STORED DATA:
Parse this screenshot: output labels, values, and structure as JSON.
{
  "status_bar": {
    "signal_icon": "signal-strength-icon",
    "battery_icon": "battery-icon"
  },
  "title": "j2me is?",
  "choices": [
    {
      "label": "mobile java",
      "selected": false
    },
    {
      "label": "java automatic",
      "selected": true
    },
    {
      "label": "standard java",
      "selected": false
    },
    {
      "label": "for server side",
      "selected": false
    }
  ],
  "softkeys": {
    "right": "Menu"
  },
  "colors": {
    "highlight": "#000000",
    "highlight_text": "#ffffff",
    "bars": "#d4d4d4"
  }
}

AIM OF THE TASK: Repeat the lines above exactly.

EXERCISE RESPONSE:
Parse this screenshot: output labels, values, and structure as JSON.
{
  "status_bar": {
    "signal_icon": "signal-strength-icon",
    "battery_icon": "battery-icon"
  },
  "title": "j2me is?",
  "choices": [
    {
      "label": "mobile java",
      "selected": false
    },
    {
      "label": "java automatic",
      "selected": true
    },
    {
      "label": "standard java",
      "selected": false
    },
    {
      "label": "for server side",
      "selected": false
    }
  ],
  "softkeys": {
    "right": "Menu"
  },
  "colors": {
    "highlight": "#000000",
    "highlight_text": "#ffffff",
    "bars": "#d4d4d4"
  }
}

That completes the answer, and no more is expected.